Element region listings
▽
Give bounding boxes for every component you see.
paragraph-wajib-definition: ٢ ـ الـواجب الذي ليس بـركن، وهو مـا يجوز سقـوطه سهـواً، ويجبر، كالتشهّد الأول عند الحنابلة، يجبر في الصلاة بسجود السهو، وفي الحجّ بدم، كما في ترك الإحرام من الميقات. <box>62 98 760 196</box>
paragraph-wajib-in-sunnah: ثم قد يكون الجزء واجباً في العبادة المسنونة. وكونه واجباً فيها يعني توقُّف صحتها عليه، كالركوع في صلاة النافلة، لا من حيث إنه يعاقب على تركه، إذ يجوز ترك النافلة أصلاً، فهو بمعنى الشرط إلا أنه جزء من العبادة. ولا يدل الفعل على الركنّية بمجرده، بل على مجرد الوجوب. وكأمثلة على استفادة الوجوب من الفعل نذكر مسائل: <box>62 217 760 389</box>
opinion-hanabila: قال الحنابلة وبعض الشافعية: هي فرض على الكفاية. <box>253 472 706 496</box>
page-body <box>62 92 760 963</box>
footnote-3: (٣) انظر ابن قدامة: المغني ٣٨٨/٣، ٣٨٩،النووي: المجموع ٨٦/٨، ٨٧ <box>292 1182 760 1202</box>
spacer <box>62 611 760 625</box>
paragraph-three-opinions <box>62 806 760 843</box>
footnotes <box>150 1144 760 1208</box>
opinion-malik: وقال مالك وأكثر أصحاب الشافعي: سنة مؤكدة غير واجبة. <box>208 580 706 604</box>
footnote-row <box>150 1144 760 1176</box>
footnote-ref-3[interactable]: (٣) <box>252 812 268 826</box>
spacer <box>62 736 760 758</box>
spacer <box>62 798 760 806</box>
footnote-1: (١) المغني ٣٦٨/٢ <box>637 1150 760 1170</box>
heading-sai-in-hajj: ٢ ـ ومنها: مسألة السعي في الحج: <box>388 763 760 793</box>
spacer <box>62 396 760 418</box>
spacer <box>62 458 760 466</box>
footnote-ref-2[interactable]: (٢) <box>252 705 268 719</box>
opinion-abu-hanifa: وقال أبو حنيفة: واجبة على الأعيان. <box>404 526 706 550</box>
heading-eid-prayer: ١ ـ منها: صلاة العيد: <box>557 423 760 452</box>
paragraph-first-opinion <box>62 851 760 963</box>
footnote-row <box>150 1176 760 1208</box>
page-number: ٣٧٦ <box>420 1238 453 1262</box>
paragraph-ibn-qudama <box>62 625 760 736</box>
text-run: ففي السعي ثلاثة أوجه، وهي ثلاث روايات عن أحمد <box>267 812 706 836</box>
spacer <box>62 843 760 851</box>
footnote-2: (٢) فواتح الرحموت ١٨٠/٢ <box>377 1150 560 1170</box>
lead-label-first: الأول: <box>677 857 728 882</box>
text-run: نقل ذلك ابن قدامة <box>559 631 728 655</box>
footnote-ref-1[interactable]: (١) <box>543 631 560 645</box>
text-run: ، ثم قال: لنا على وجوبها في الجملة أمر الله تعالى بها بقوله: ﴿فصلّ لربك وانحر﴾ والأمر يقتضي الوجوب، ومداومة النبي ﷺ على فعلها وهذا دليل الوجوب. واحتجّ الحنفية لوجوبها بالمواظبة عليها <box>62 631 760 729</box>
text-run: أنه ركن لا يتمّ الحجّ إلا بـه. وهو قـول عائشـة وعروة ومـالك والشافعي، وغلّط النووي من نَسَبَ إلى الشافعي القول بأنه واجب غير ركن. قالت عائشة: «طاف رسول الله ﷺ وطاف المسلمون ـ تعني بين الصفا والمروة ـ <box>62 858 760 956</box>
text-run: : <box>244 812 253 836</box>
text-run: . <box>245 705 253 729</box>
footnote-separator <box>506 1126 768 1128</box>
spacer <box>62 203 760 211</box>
△
◆ Objective:
Pull out every line of the records that contains the string "السعي", treating case as significant.

◆ Correct response:
heading-sai-in-hajj: ٢ ـ ومنها: مسألة السعي في الحج: <box>388 763 760 793</box>
text-run: ففي السعي ثلاثة أوجه، وهي ثلاث روايات عن أحمد <box>267 812 706 836</box>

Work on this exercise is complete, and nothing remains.